======== Extracted information ========

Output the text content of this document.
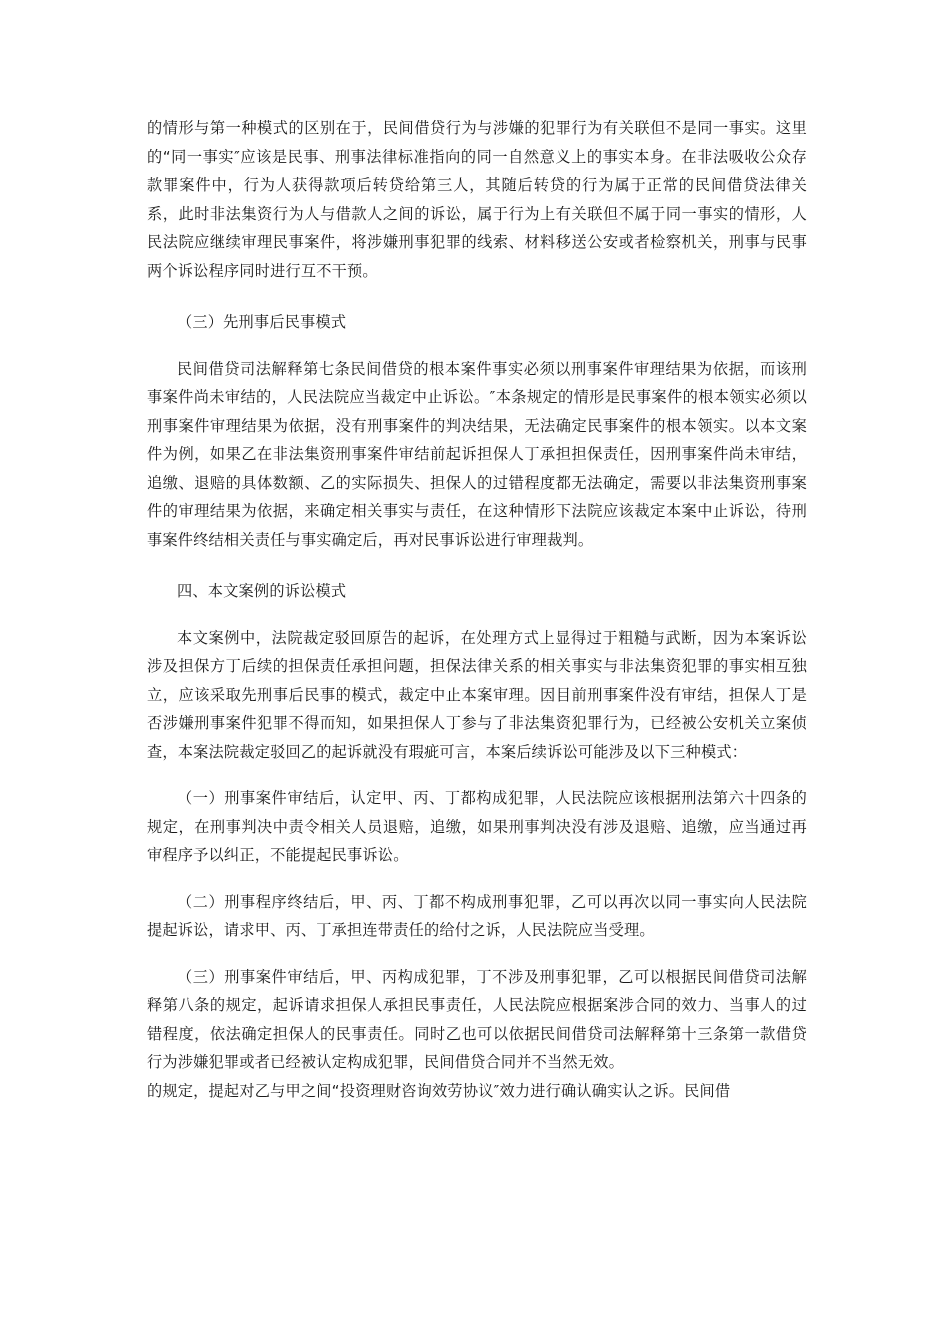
的情形与第一种模式的区别在于，民间借贷行为与涉嫌的犯罪行为有关联但不是同一事实。这里的“同一事实″应该是民事、刑事法律标准指向的同一自然意义上的事实本身。在非法吸收公众存款罪案件中，行为人获得款项后转贷给第三人，其随后转贷的行为属于正常的民间借贷法律关系，此时非法集资行为人与借款人之间的诉讼，属于行为上有关联但不属于同一事实的情形，人民法院应继续审理民事案件，将涉嫌刑事犯罪的线索、材料移送公安或者检察机关，刑事与民事两个诉讼程序同时进行互不干预。

（三）先刑事后民事模式

民间借贷司法解释第七条民间借贷的根本案件事实必须以刑事案件审理结果为依据，而该刑事案件尚未审结的，人民法院应当裁定中止诉讼。″本条规定的情形是民事案件的根本领实必须以刑事案件审理结果为依据，没有刑事案件的判决结果，无法确定民事案件的根本领实。以本文案件为例，如果乙在非法集资刑事案件审结前起诉担保人丁承担担保责任，因刑事案件尚未审结，追缴、退赔的具体数额、乙的实际损失、担保人的过错程度都无法确定，需要以非法集资刑事案件的审理结果为依据，来确定相关事实与责任，在这种情形下法院应该裁定本案中止诉讼，待刑事案件终结相关责任与事实确定后，再对民事诉讼进行审理裁判。

四、本文案例的诉讼模式

本文案例中，法院裁定驳回原告的起诉，在处理方式上显得过于粗糙与武断，因为本案诉讼涉及担保方丁后续的担保责任承担问题，担保法律关系的相关事实与非法集资犯罪的事实相互独立，应该采取先刑事后民事的模式，裁定中止本案审理。因目前刑事案件没有审结，担保人丁是否涉嫌刑事案件犯罪不得而知，如果担保人丁参与了非法集资犯罪行为，已经被公安机关立案侦查，本案法院裁定驳回乙的起诉就没有瑕疵可言，本案后续诉讼可能涉及以下三种模式：

（一）刑事案件审结后，认定甲、丙、丁都构成犯罪，人民法院应该根据刑法第六十四条的规定，在刑事判决中责令相关人员退赔，追缴，如果刑事判决没有涉及退赔、追缴，应当通过再审程序予以纠正，不能提起民事诉讼。

（二）刑事程序终结后，甲、丙、丁都不构成刑事犯罪，乙可以再次以同一事实向人民法院提起诉讼，请求甲、丙、丁承担连带责任的给付之诉，人民法院应当受理。

（三）刑事案件审结后，甲、丙构成犯罪，丁不涉及刑事犯罪，乙可以根据民间借贷司法解释第八条的规定，起诉请求担保人承担民事责任，人民法院应根据案涉合同的效力、当事人的过错程度，依法确定担保人的民事责任。同时乙也可以依据民间借贷司法解释第十三条第一款借贷行为涉嫌犯罪或者已经被认定构成犯罪，民间借贷合同并不当然无效。

的规定，提起对乙与甲之间“投资理财咨询效劳协议″效力进行确认确实认之诉。民间借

========

## Direction
Pick out and copy the lines of the material that include the word "刑事案件审结后".

## Task result
（一）刑事案件审结后，认定甲、丙、丁都构成犯罪，人民法院应该根据刑法第六十四条的规定，在刑事判决中责令相关人员退赔，追缴，如果刑事判决没有涉及退赔、追缴，应当通过再审程序予以纠正，不能提起民事诉讼。
（三）刑事案件审结后，甲、丙构成犯罪，丁不涉及刑事犯罪，乙可以根据民间借贷司法解释第八条的规定，起诉请求担保人承担民事责任，人民法院应根据案涉合同的效力、当事人的过错程度，依法确定担保人的民事责任。同时乙也可以依据民间借贷司法解释第十三条第一款借贷行为涉嫌犯罪或者已经被认定构成犯罪，民间借贷合同并不当然无效。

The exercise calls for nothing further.